Stored records ▸
________________

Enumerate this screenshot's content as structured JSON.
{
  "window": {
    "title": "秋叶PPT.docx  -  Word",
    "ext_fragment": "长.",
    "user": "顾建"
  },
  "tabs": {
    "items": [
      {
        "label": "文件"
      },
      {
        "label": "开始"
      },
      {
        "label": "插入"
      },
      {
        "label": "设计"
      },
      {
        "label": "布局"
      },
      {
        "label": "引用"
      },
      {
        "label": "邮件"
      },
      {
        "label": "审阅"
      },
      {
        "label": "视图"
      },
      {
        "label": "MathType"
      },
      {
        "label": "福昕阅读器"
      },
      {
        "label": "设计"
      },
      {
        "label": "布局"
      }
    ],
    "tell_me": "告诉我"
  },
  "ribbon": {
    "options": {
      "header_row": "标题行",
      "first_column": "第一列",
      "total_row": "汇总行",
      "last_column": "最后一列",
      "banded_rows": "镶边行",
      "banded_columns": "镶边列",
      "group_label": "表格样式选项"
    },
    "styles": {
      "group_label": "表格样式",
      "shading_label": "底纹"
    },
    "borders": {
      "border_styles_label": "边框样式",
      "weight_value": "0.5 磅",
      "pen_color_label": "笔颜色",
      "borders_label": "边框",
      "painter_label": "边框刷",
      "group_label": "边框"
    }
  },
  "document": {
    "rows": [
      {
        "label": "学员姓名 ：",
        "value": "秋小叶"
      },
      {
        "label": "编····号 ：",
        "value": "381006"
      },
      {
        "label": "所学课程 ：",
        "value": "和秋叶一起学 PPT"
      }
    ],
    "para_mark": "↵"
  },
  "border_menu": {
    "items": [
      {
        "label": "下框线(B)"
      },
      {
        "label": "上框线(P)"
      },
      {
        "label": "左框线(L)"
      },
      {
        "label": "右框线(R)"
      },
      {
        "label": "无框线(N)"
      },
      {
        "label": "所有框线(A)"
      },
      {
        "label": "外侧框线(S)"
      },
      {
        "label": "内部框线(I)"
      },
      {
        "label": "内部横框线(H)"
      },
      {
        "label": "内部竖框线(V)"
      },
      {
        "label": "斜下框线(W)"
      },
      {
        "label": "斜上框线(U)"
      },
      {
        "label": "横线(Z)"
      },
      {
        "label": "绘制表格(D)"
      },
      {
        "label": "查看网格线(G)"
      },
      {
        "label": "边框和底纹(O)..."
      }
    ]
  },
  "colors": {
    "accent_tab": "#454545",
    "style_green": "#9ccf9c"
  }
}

________________

TASK DESCRIPTION ▸ Print every record above exactly as written.

FINISHED TASK ▸
Enumerate this screenshot's content as structured JSON.
{
  "window": {
    "title": "秋叶PPT.docx  -  Word",
    "ext_fragment": "长.",
    "user": "顾建"
  },
  "tabs": {
    "items": [
      {
        "label": "文件"
      },
      {
        "label": "开始"
      },
      {
        "label": "插入"
      },
      {
        "label": "设计"
      },
      {
        "label": "布局"
      },
      {
        "label": "引用"
      },
      {
        "label": "邮件"
      },
      {
        "label": "审阅"
      },
      {
        "label": "视图"
      },
      {
        "label": "MathType"
      },
      {
        "label": "福昕阅读器"
      },
      {
        "label": "设计"
      },
      {
        "label": "布局"
      }
    ],
    "tell_me": "告诉我"
  },
  "ribbon": {
    "options": {
      "header_row": "标题行",
      "first_column": "第一列",
      "total_row": "汇总行",
      "last_column": "最后一列",
      "banded_rows": "镶边行",
      "banded_columns": "镶边列",
      "group_label": "表格样式选项"
    },
    "styles": {
      "group_label": "表格样式",
      "shading_label": "底纹"
    },
    "borders": {
      "border_styles_label": "边框样式",
      "weight_value": "0.5 磅",
      "pen_color_label": "笔颜色",
      "borders_label": "边框",
      "painter_label": "边框刷",
      "group_label": "边框"
    }
  },
  "document": {
    "rows": [
      {
        "label": "学员姓名 ：",
        "value": "秋小叶"
      },
      {
        "label": "编····号 ：",
        "value": "381006"
      },
      {
        "label": "所学课程 ：",
        "value": "和秋叶一起学 PPT"
      }
    ],
    "para_mark": "↵"
  },
  "border_menu": {
    "items": [
      {
        "label": "下框线(B)"
      },
      {
        "label": "上框线(P)"
      },
      {
        "label": "左框线(L)"
      },
      {
        "label": "右框线(R)"
      },
      {
        "label": "无框线(N)"
      },
      {
        "label": "所有框线(A)"
      },
      {
        "label": "外侧框线(S)"
      },
      {
        "label": "内部框线(I)"
      },
      {
        "label": "内部横框线(H)"
      },
      {
        "label": "内部竖框线(V)"
      },
      {
        "label": "斜下框线(W)"
      },
      {
        "label": "斜上框线(U)"
      },
      {
        "label": "横线(Z)"
      },
      {
        "label": "绘制表格(D)"
      },
      {
        "label": "查看网格线(G)"
      },
      {
        "label": "边框和底纹(O)..."
      }
    ]
  },
  "colors": {
    "accent_tab": "#454545",
    "style_green": "#9ccf9c"
  }
}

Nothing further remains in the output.